WHAT IS BEING ASKED ▸ Copy out lines with the word "document" from the material that follows.

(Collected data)
__________
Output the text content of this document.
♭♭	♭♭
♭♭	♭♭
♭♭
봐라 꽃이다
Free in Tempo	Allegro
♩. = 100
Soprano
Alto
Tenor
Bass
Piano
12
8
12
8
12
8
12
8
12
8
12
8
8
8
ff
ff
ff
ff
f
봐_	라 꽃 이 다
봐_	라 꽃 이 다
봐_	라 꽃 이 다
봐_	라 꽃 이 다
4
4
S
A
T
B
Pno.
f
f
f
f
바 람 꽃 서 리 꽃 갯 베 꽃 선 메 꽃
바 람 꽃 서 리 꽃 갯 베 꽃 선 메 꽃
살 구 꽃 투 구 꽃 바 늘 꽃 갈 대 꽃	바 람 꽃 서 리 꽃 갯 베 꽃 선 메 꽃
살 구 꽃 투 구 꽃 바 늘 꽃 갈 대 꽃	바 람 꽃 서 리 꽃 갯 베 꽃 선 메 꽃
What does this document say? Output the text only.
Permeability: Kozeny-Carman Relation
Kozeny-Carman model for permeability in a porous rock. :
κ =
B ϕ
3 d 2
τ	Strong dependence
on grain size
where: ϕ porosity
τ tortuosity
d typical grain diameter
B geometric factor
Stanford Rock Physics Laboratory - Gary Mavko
__________
SOLUTION TO THIS TASK ▸
Output the text content of this document.
What does this document say? Output the text only.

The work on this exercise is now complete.